# What needs to be done
Write out the whole listing, matching it exactly.

# Extracted records
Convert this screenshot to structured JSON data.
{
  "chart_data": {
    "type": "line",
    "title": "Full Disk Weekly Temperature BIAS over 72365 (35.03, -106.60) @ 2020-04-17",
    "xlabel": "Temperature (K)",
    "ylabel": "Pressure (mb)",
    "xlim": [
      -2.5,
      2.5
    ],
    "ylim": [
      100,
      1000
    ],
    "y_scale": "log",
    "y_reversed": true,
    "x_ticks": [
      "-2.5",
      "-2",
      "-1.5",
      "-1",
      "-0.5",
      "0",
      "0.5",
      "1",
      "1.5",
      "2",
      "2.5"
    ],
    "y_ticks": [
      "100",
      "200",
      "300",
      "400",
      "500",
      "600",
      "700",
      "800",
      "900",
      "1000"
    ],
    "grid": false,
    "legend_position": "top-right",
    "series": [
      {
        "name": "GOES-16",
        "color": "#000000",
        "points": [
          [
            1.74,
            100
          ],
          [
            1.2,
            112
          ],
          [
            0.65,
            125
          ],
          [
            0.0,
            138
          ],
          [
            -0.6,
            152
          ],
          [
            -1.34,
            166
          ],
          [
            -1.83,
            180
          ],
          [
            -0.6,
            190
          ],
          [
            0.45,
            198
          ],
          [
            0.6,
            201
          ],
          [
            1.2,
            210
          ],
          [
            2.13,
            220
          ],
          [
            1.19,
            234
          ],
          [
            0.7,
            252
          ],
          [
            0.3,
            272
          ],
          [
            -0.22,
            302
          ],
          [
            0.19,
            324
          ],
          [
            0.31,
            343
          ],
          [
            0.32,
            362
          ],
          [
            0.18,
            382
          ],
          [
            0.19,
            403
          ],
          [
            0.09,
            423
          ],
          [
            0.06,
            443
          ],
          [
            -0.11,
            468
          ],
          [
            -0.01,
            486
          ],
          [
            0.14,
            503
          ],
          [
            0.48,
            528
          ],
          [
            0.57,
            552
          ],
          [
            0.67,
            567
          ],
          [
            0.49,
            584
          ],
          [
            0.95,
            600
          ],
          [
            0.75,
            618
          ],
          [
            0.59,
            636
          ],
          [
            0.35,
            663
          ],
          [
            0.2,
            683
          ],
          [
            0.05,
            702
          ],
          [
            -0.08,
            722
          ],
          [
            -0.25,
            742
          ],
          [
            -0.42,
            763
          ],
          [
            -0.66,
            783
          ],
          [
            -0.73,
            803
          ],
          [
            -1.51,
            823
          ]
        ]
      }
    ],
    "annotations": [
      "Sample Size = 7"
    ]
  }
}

# Task result
Convert this screenshot to structured JSON data.
{
  "chart_data": {
    "type": "line",
    "title": "Full Disk Weekly Temperature BIAS over 72365 (35.03, -106.60) @ 2020-04-17",
    "xlabel": "Temperature (K)",
    "ylabel": "Pressure (mb)",
    "xlim": [
      -2.5,
      2.5
    ],
    "ylim": [
      100,
      1000
    ],
    "y_scale": "log",
    "y_reversed": true,
    "x_ticks": [
      "-2.5",
      "-2",
      "-1.5",
      "-1",
      "-0.5",
      "0",
      "0.5",
      "1",
      "1.5",
      "2",
      "2.5"
    ],
    "y_ticks": [
      "100",
      "200",
      "300",
      "400",
      "500",
      "600",
      "700",
      "800",
      "900",
      "1000"
    ],
    "grid": false,
    "legend_position": "top-right",
    "series": [
      {
        "name": "GOES-16",
        "color": "#000000",
        "points": [
          [
            1.74,
            100
          ],
          [
            1.2,
            112
          ],
          [
            0.65,
            125
          ],
          [
            0.0,
            138
          ],
          [
            -0.6,
            152
          ],
          [
            -1.34,
            166
          ],
          [
            -1.83,
            180
          ],
          [
            -0.6,
            190
          ],
          [
            0.45,
            198
          ],
          [
            0.6,
            201
          ],
          [
            1.2,
            210
          ],
          [
            2.13,
            220
          ],
          [
            1.19,
            234
          ],
          [
            0.7,
            252
          ],
          [
            0.3,
            272
          ],
          [
            -0.22,
            302
          ],
          [
            0.19,
            324
          ],
          [
            0.31,
            343
          ],
          [
            0.32,
            362
          ],
          [
            0.18,
            382
          ],
          [
            0.19,
            403
          ],
          [
            0.09,
            423
          ],
          [
            0.06,
            443
          ],
          [
            -0.11,
            468
          ],
          [
            -0.01,
            486
          ],
          [
            0.14,
            503
          ],
          [
            0.48,
            528
          ],
          [
            0.57,
            552
          ],
          [
            0.67,
            567
          ],
          [
            0.49,
            584
          ],
          [
            0.95,
            600
          ],
          [
            0.75,
            618
          ],
          [
            0.59,
            636
          ],
          [
            0.35,
            663
          ],
          [
            0.2,
            683
          ],
          [
            0.05,
            702
          ],
          [
            -0.08,
            722
          ],
          [
            -0.25,
            742
          ],
          [
            -0.42,
            763
          ],
          [
            -0.66,
            783
          ],
          [
            -0.73,
            803
          ],
          [
            -1.51,
            823
          ]
        ]
      }
    ],
    "annotations": [
      "Sample Size = 7"
    ]
  }
}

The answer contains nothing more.